The task: Nothing in the data should change when you return it, but leave the pictures out.

Collection entries:
┄┄┄┄┄┄┄┄┄┄┄┄┄┄┄┄┄┄┄┄
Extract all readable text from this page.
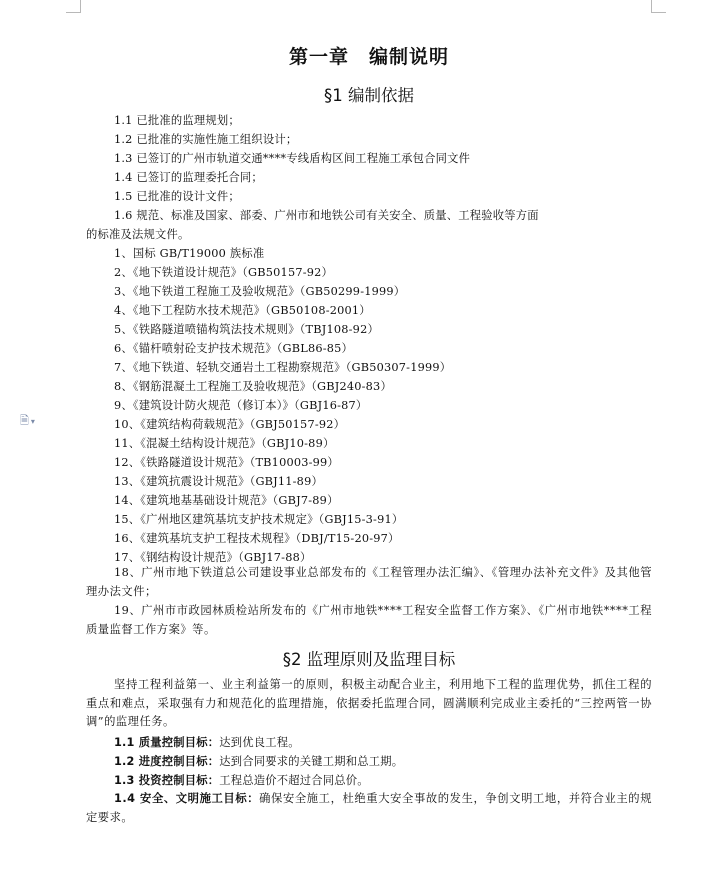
🗎 ▾
第一章　编制说明
§1 编制依据
1.1 已批准的监理规划；
1.2 已批准的实施性施工组织设计；
1.3 已签订的广州市轨道交通****专线盾构区间工程施工承包合同文件
1.4 已签订的监理委托合同；
1.5 已批准的设计文件；
1.6 规范、标准及国家、部委、广州市和地铁公司有关安全、质量、工程验收等方面
的标准及法规文件。
1、国标 GB/T19000 族标准
2、《地下铁道设计规范》（GB50157-92）
3、《地下铁道工程施工及验收规范》（GB50299-1999）
4、《地下工程防水技术规范》（GB50108-2001）
5、《铁路隧道喷锚构筑法技术规则》（TBJ108-92）
6、《锚杆喷射砼支护技术规范》（GBL86-85）
7、《地下铁道、轻轨交通岩土工程勘察规范》（GB50307-1999）
8、《钢筋混凝土工程施工及验收规范》（GBJ240-83）
9、《建筑设计防火规范（修订本）》（GBJ16-87）
10、《建筑结构荷载规范》（GBJ50157-92）
11、《混凝土结构设计规范》（GBJ10-89）
12、《铁路隧道设计规范》（TB10003-99）
13、《建筑抗震设计规范》（GBJ11-89）
14、《建筑地基基础设计规范》（GBJ7-89）
15、《广州地区建筑基坑支护技术规定》（GBJ15-3-91）
16、《建筑基坑支护工程技术规程》（DBJ/T15-20-97）
17、《钢结构设计规范》（GBJ17-88）
18、广州市地下铁道总公司建设事业总部发布的《工程管理办法汇编》、《管理办法补充文件》及其他管理办法文件；
19、广州市市政园林质检站所发布的《广州市地铁****工程安全监督工作方案》、《广州市地铁****工程质量监督工作方案》等。
§2 监理原则及监理目标
坚持工程利益第一、业主利益第一的原则，积极主动配合业主，利用地下工程的监理优势，抓住工程的重点和难点，采取强有力和规范化的监理措施，依据委托监理合同，圆满顺利完成业主委托的“三控两管一协调”的监理任务。
1.1 质量控制目标：达到优良工程。
1.2 进度控制目标：达到合同要求的关键工期和总工期。
1.3 投资控制目标：工程总造价不超过合同总价。
1.4 安全、文明施工目标：确保安全施工，杜绝重大安全事故的发生，争创文明工地，并符合业主的规定要求。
┄┄┄┄┄┄┄┄┄┄┄┄┄┄┄┄┄┄┄┄
Exercise result:
Extract all readable text from this page.
🗎 ▾
第一章　编制说明
§1 编制依据
1.1 已批准的监理规划；
1.2 已批准的实施性施工组织设计；
1.3 已签订的广州市轨道交通****专线盾构区间工程施工承包合同文件
1.4 已签订的监理委托合同；
1.5 已批准的设计文件；
1.6 规范、标准及国家、部委、广州市和地铁公司有关安全、质量、工程验收等方面
的标准及法规文件。
1、国标 GB/T19000 族标准
2、《地下铁道设计规范》（GB50157-92）
3、《地下铁道工程施工及验收规范》（GB50299-1999）
4、《地下工程防水技术规范》（GB50108-2001）
5、《铁路隧道喷锚构筑法技术规则》（TBJ108-92）
6、《锚杆喷射砼支护技术规范》（GBL86-85）
7、《地下铁道、轻轨交通岩土工程勘察规范》（GB50307-1999）
8、《钢筋混凝土工程施工及验收规范》（GBJ240-83）
9、《建筑设计防火规范（修订本）》（GBJ16-87）
10、《建筑结构荷载规范》（GBJ50157-92）
11、《混凝土结构设计规范》（GBJ10-89）
12、《铁路隧道设计规范》（TB10003-99）
13、《建筑抗震设计规范》（GBJ11-89）
14、《建筑地基基础设计规范》（GBJ7-89）
15、《广州地区建筑基坑支护技术规定》（GBJ15-3-91）
16、《建筑基坑支护工程技术规程》（DBJ/T15-20-97）
17、《钢结构设计规范》（GBJ17-88）
18、广州市地下铁道总公司建设事业总部发布的《工程管理办法汇编》、《管理办法补充文件》及其他管理办法文件；
19、广州市市政园林质检站所发布的《广州市地铁****工程安全监督工作方案》、《广州市地铁****工程质量监督工作方案》等。
§2 监理原则及监理目标
坚持工程利益第一、业主利益第一的原则，积极主动配合业主，利用地下工程的监理优势，抓住工程的重点和难点，采取强有力和规范化的监理措施，依据委托监理合同，圆满顺利完成业主委托的“三控两管一协调”的监理任务。
1.1 质量控制目标：达到优良工程。
1.2 进度控制目标：达到合同要求的关键工期和总工期。
1.3 投资控制目标：工程总造价不超过合同总价。
1.4 安全、文明施工目标：确保安全施工，杜绝重大安全事故的发生，争创文明工地，并符合业主的规定要求。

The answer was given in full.